- _Directive_
Count every line below that contains "highlight", then state the total with no other output.

* START Material for this task *

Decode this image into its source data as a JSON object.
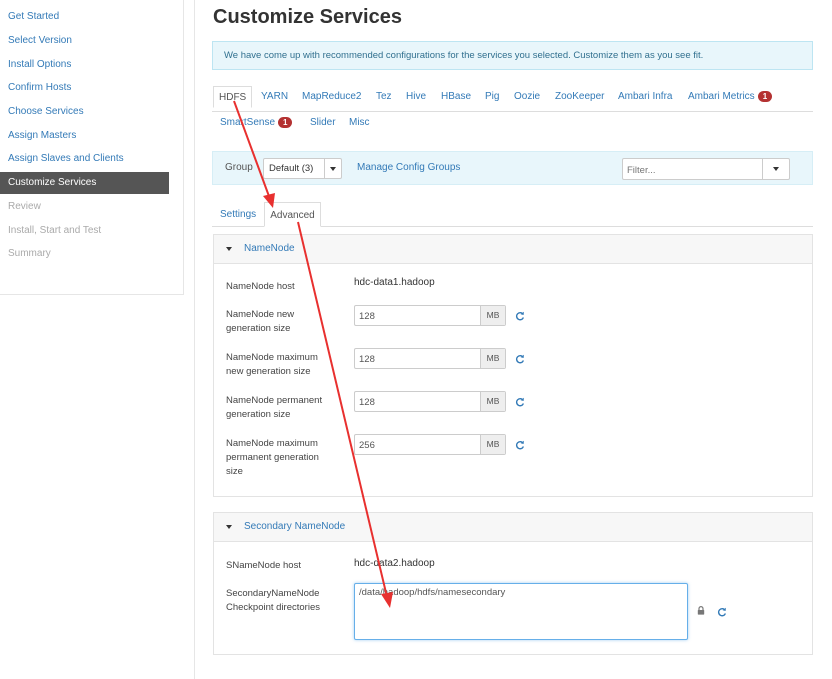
{
  "sidebar": {
    "items": [
      {
        "label": "Get Started",
        "state": "link"
      },
      {
        "label": "Select Version",
        "state": "link"
      },
      {
        "label": "Install Options",
        "state": "link"
      },
      {
        "label": "Confirm Hosts",
        "state": "link"
      },
      {
        "label": "Choose Services",
        "state": "link"
      },
      {
        "label": "Assign Masters",
        "state": "link"
      },
      {
        "label": "Assign Slaves and Clients",
        "state": "link"
      },
      {
        "label": "Customize Services",
        "state": "active"
      },
      {
        "label": "Review",
        "state": "disabled"
      },
      {
        "label": "Install, Start and Test",
        "state": "disabled"
      },
      {
        "label": "Summary",
        "state": "disabled"
      }
    ]
  },
  "header": {
    "title": "Customize Services",
    "info": "We have come up with recommended configurations for the services you selected. Customize them as you see fit."
  },
  "service_tabs": [
    {
      "label": "HDFS",
      "active": true
    },
    {
      "label": "YARN"
    },
    {
      "label": "MapReduce2"
    },
    {
      "label": "Tez"
    },
    {
      "label": "Hive"
    },
    {
      "label": "HBase"
    },
    {
      "label": "Pig"
    },
    {
      "label": "Oozie"
    },
    {
      "label": "ZooKeeper"
    },
    {
      "label": "Ambari Infra"
    },
    {
      "label": "Ambari Metrics",
      "badge": "1"
    },
    {
      "label": "SmartSense",
      "badge": "1"
    },
    {
      "label": "Slider"
    },
    {
      "label": "Misc"
    }
  ],
  "group_bar": {
    "label": "Group",
    "selected": "Default (3)",
    "manage_link": "Manage Config Groups",
    "filter_placeholder": "Filter..."
  },
  "config_tabs": {
    "settings": "Settings",
    "advanced": "Advanced",
    "active": "advanced"
  },
  "namenode_section": {
    "title": "NameNode",
    "host_label": "NameNode host",
    "host_value": "hdc-data1.hadoop",
    "fields": [
      {
        "label_lines": [
          "NameNode new",
          "generation size"
        ],
        "value": "128",
        "unit": "MB"
      },
      {
        "label_lines": [
          "NameNode maximum",
          "new generation size"
        ],
        "value": "128",
        "unit": "MB"
      },
      {
        "label_lines": [
          "NameNode permanent",
          "generation size"
        ],
        "value": "128",
        "unit": "MB"
      },
      {
        "label_lines": [
          "NameNode maximum",
          "permanent generation",
          "size"
        ],
        "value": "256",
        "unit": "MB"
      }
    ]
  },
  "secondary_section": {
    "title": "Secondary NameNode",
    "host_label": "SNameNode host",
    "host_value": "hdc-data2.hadoop",
    "checkpoint_label_lines": [
      "SecondaryNameNode",
      "Checkpoint directories"
    ],
    "checkpoint_value": "/data/hadoop/hdfs/namesecondary"
  },
  "colors": {
    "link": "#337ab7",
    "active_sidebar_bg": "#555555",
    "info_bg": "#e8f6fb",
    "badge": "#b43232",
    "annotation_arrow": "#e8302f"
  },
  "icons": {
    "refresh": "refresh-icon",
    "lock": "lock-icon",
    "caret": "caret-down-icon",
    "collapse": "collapse-triangle-icon"
  }
}
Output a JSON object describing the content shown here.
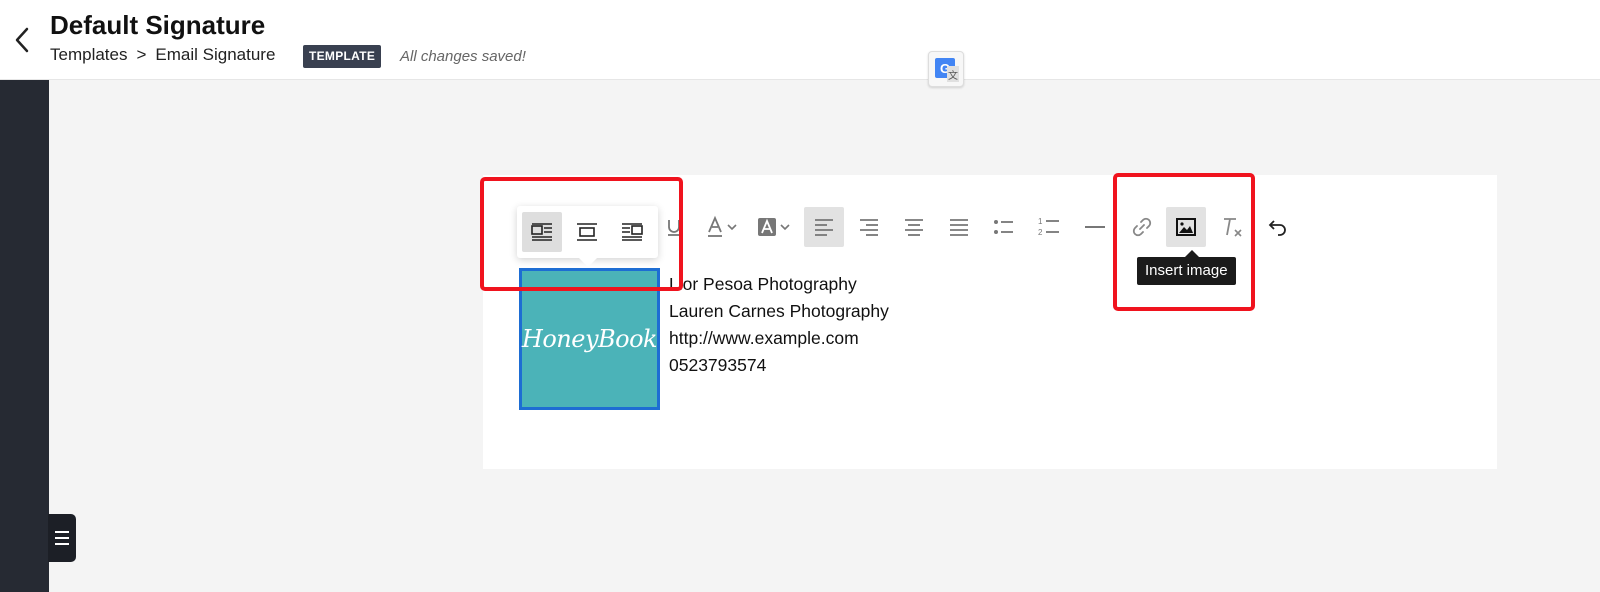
{
  "header": {
    "title": "Default Signature",
    "breadcrumb": {
      "parent": "Templates",
      "separator": ">",
      "current": "Email Signature"
    },
    "badge": "TEMPLATE",
    "save_status": "All changes saved!"
  },
  "toolbar": {
    "buttons": [
      {
        "name": "underline",
        "label": "U"
      },
      {
        "name": "text-color",
        "label": "A"
      },
      {
        "name": "highlight-color",
        "label": "A"
      },
      {
        "name": "align-left",
        "active": true
      },
      {
        "name": "align-right"
      },
      {
        "name": "align-center"
      },
      {
        "name": "align-justify"
      },
      {
        "name": "bullet-list"
      },
      {
        "name": "numbered-list"
      },
      {
        "name": "horizontal-rule"
      },
      {
        "name": "insert-link"
      },
      {
        "name": "insert-image",
        "active": true
      },
      {
        "name": "clear-formatting",
        "label": "T"
      },
      {
        "name": "undo"
      }
    ],
    "tooltip": "Insert image"
  },
  "image_popover": {
    "options": [
      "wrap-left",
      "inline",
      "wrap-right"
    ],
    "selected": "wrap-left"
  },
  "signature": {
    "logo_text": "HoneyBook",
    "lines": [
      "Lior Pesoa Photography",
      "Lauren Carnes Photography",
      "http://www.example.com",
      "0523793574"
    ]
  },
  "colors": {
    "sidebar": "#262a33",
    "badge": "#394050",
    "logo_bg": "#4bb3b8",
    "selection_border": "#1d6dd3",
    "highlight": "#f0131e"
  }
}
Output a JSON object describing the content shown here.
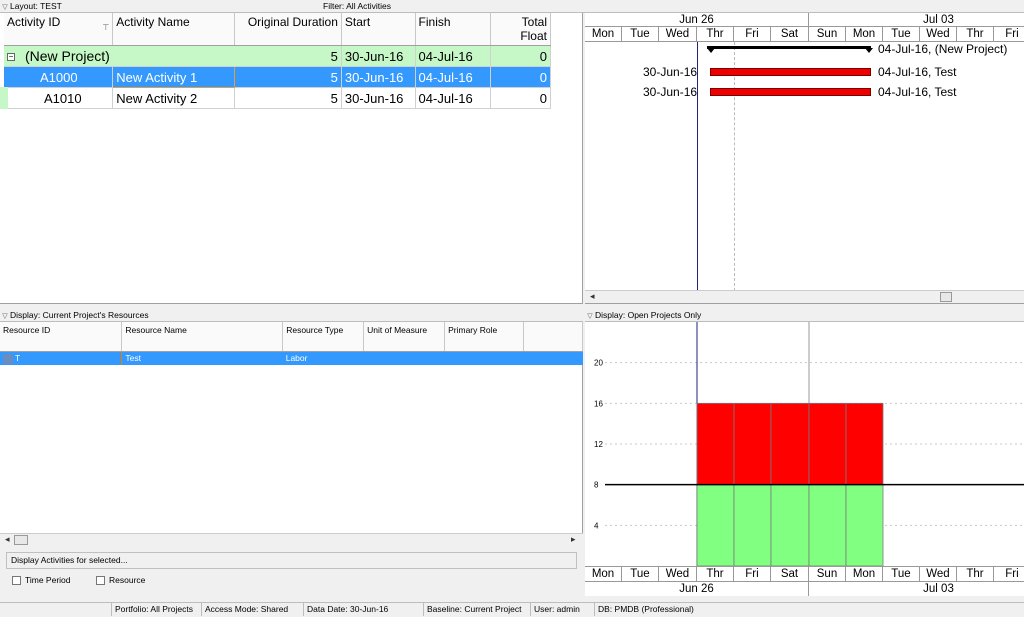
{
  "layout_label": "Layout: TEST",
  "filter_label": "Filter: All Activities",
  "activity_table": {
    "columns": [
      "Activity ID",
      "Activity Name",
      "Original Duration",
      "Start",
      "Finish",
      "Total Float"
    ],
    "group": {
      "name": "(New Project)",
      "duration": "5",
      "start": "30-Jun-16",
      "finish": "04-Jul-16",
      "float": "0"
    },
    "rows": [
      {
        "id": "A1000",
        "name": "New Activity 1",
        "duration": "5",
        "start": "30-Jun-16",
        "finish": "04-Jul-16",
        "float": "0"
      },
      {
        "id": "A1010",
        "name": "New Activity 2",
        "duration": "5",
        "start": "30-Jun-16",
        "finish": "04-Jul-16",
        "float": "0"
      }
    ]
  },
  "gantt": {
    "week1": "Jun 26",
    "week2": "Jul 03",
    "days": [
      "Mon",
      "Tue",
      "Wed",
      "Thr",
      "Fri",
      "Sat",
      "Sun",
      "Mon",
      "Tue",
      "Wed",
      "Thr",
      "Fri"
    ],
    "group_bar_label": "04-Jul-16, (New Project)",
    "bars": [
      {
        "start_label": "30-Jun-16",
        "end_label": "04-Jul-16, Test"
      },
      {
        "start_label": "30-Jun-16",
        "end_label": "04-Jul-16, Test"
      }
    ]
  },
  "resources": {
    "panel_label": "Display: Current Project's Resources",
    "columns": [
      "Resource ID",
      "Resource Name",
      "Resource Type",
      "Unit of Measure",
      "Primary Role"
    ],
    "rows": [
      {
        "id": "T",
        "name": "Test",
        "type": "Labor",
        "unit": "",
        "role": ""
      }
    ],
    "display_activities_label": "Display Activities for selected...",
    "time_period_label": "Time Period",
    "resource_label": "Resource"
  },
  "histogram": {
    "panel_label": "Display: Open Projects Only",
    "chart_data": {
      "type": "bar",
      "categories": [
        "Mon",
        "Tue",
        "Wed",
        "Thr",
        "Fri",
        "Sat",
        "Sun",
        "Mon",
        "Tue",
        "Wed",
        "Thr",
        "Fri"
      ],
      "series": [
        {
          "values": [
            0,
            0,
            0,
            8,
            8,
            8,
            8,
            8,
            0,
            0,
            0,
            0
          ],
          "color": "#80ff80"
        },
        {
          "values": [
            0,
            0,
            0,
            8,
            8,
            8,
            8,
            8,
            0,
            0,
            0,
            0
          ],
          "color": "#ff0000"
        }
      ],
      "stacked": true,
      "limit_line": 8,
      "yticks": [
        "4",
        "8",
        "12",
        "16",
        "20"
      ],
      "ylim": [
        0,
        24
      ]
    }
  },
  "statusbar": {
    "portfolio": "Portfolio: All Projects",
    "access": "Access Mode: Shared",
    "data_date": "Data Date: 30-Jun-16",
    "baseline": "Baseline: Current Project",
    "user": "User: admin",
    "db": "DB: PMDB (Professional)"
  }
}
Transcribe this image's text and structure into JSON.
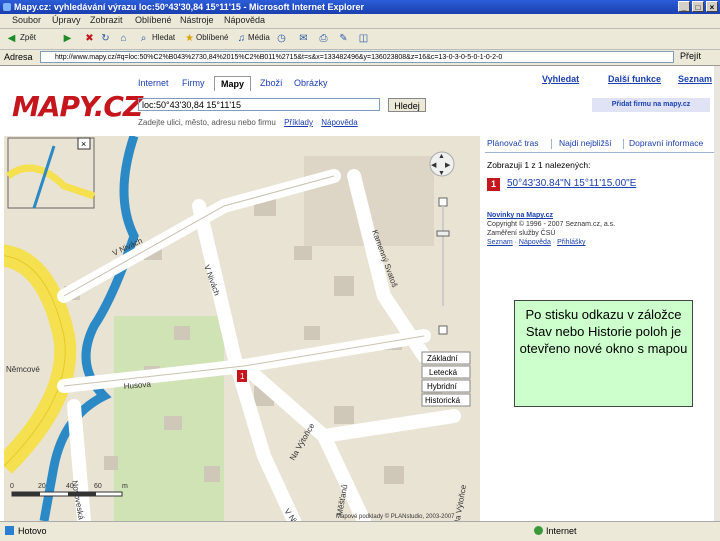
{
  "window": {
    "title": "Mapy.cz: vyhledávání výrazu loc:50°43'30,84 15°11'15 - Microsoft Internet Explorer",
    "buttons": [
      "_",
      "□",
      "×"
    ]
  },
  "menu": [
    "Soubor",
    "Úpravy",
    "Zobrazit",
    "Oblíbené",
    "Nástroje",
    "Nápověda"
  ],
  "toolbar": {
    "back": "Zpět",
    "search": "Hledat",
    "favorites": "Oblíbené",
    "media": "Média"
  },
  "address": {
    "label": "Adresa",
    "url": "http://www.mapy.cz/#q=loc:50%C2%B043%2730,84%2015%C2%B011%2715&t=s&x=133482496&y=136023808&z=16&c=13-0-3-0-5-0-1-0-2-0",
    "go": "Přejít"
  },
  "site": {
    "logo": "MAPY.CZ",
    "tabs": [
      "Internet",
      "Firmy",
      "Mapy",
      "Zboží",
      "Obrázky"
    ],
    "active_tab": "Mapy",
    "search_value": "loc:50°43'30,84 15°11'15",
    "search_button": "Hledej",
    "hint": "Zadejte ulici, město, adresu nebo firmu",
    "hint_links": [
      "Příklady",
      "Nápověda"
    ],
    "top_links": [
      "Vyhledat",
      "Další funkce",
      "Seznam"
    ],
    "add_firm": "Přidat firmu na mapy.cz"
  },
  "map": {
    "streets": [
      "V Nivách",
      "Husova",
      "V Nivách",
      "Na Výtoňce",
      "Na Výtoňce",
      "Kamenný Svatoš",
      "Novoveská",
      "V Nivách",
      "Měšťanů",
      "Na Výtoňce",
      "Němcové"
    ],
    "marker": "1",
    "layer_buttons": [
      "Základní",
      "Letecká",
      "Hybridní",
      "Historická"
    ],
    "scale": {
      "start": "0",
      "ticks": [
        "0",
        "20",
        "40",
        "60"
      ],
      "unit": "m"
    },
    "copyright": "Mapové podklady © PLANstudio, 2003-2007",
    "overview_label": "Němcové"
  },
  "panel": {
    "tabs": [
      "Plánovač tras",
      "Najdi nejbližší",
      "Dopravní informace"
    ],
    "found": "Zobrazuji 1 z 1 nalezených:",
    "result": {
      "num": "1",
      "coord": "50°43'30.84\"N 15°11'15.00\"E"
    },
    "news_title": "Novinky na Mapy.cz",
    "news_lines": [
      "Copyright © 1996 - 2007 Seznam.cz, a.s.",
      "Zaměření služby ČSÚ"
    ],
    "news_links": [
      "Seznam",
      "Nápověda",
      "Přihlášky"
    ]
  },
  "callout": "Po stisku odkazu v záložce Stav nebo Historie poloh je otevřeno nové okno s mapou",
  "status": {
    "left": "Hotovo",
    "zone": "Internet"
  }
}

* END Material for this task *

- _Output of the task_
2